▶ AIM OF THE TASK
Copy out exactly the lines from the line containing "What text is on this page?" to the end of the listing.

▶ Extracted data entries
[Begin]

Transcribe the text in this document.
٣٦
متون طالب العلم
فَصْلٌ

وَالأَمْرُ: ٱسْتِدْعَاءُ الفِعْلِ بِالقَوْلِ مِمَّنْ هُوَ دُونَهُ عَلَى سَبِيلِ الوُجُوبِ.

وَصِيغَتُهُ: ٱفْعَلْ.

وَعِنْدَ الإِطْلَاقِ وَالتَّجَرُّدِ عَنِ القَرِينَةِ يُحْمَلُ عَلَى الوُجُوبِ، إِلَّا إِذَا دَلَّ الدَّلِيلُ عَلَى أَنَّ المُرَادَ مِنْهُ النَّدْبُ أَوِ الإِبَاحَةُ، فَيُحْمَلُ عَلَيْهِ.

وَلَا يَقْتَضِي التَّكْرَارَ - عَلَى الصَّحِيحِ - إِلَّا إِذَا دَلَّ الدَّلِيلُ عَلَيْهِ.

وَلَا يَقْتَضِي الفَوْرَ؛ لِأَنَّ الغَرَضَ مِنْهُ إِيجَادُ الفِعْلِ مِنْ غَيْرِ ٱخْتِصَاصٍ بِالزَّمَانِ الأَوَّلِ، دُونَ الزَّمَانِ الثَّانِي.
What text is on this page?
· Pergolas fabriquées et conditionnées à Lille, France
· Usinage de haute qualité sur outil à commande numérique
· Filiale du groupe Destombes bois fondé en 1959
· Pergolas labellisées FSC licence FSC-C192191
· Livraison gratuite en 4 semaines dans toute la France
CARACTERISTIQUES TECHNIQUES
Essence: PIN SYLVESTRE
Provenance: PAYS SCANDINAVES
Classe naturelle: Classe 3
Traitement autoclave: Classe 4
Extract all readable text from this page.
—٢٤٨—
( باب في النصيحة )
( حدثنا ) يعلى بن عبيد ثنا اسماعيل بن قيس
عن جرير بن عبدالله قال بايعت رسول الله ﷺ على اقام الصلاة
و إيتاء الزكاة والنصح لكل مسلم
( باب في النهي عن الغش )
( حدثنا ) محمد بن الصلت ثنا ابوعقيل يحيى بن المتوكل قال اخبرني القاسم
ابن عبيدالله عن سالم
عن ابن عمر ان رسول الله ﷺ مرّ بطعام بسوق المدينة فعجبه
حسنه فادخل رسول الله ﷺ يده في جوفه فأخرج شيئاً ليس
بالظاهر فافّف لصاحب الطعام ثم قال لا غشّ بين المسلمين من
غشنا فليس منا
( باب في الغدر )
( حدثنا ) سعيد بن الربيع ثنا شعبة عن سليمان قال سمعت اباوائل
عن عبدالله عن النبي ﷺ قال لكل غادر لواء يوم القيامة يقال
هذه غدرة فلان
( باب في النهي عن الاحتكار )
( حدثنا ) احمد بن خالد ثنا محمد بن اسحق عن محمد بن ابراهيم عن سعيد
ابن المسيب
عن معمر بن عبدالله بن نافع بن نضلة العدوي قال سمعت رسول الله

[End]

▶ CORRECT OUTPUT
What text is on this page?
· Pergolas fabriquées et conditionnées à Lille, France
· Usinage de haute qualité sur outil à commande numérique
· Filiale du groupe Destombes bois fondé en 1959
· Pergolas labellisées FSC licence FSC-C192191
· Livraison gratuite en 4 semaines dans toute la France
CARACTERISTIQUES TECHNIQUES
Essence: PIN SYLVESTRE
Provenance: PAYS SCANDINAVES
Classe naturelle: Classe 3
Traitement autoclave: Classe 4
Extract all readable text from this page.
—٢٤٨—
( باب في النصيحة )
( حدثنا ) يعلى بن عبيد ثنا اسماعيل بن قيس
عن جرير بن عبدالله قال بايعت رسول الله ﷺ على اقام الصلاة
و إيتاء الزكاة والنصح لكل مسلم
( باب في النهي عن الغش )
( حدثنا ) محمد بن الصلت ثنا ابوعقيل يحيى بن المتوكل قال اخبرني القاسم
ابن عبيدالله عن سالم
عن ابن عمر ان رسول الله ﷺ مرّ بطعام بسوق المدينة فعجبه
حسنه فادخل رسول الله ﷺ يده في جوفه فأخرج شيئاً ليس
بالظاهر فافّف لصاحب الطعام ثم قال لا غشّ بين المسلمين من
غشنا فليس منا
( باب في الغدر )
( حدثنا ) سعيد بن الربيع ثنا شعبة عن سليمان قال سمعت اباوائل
عن عبدالله عن النبي ﷺ قال لكل غادر لواء يوم القيامة يقال
هذه غدرة فلان
( باب في النهي عن الاحتكار )
( حدثنا ) احمد بن خالد ثنا محمد بن اسحق عن محمد بن ابراهيم عن سعيد
ابن المسيب
عن معمر بن عبدالله بن نافع بن نضلة العدوي قال سمعت رسول الله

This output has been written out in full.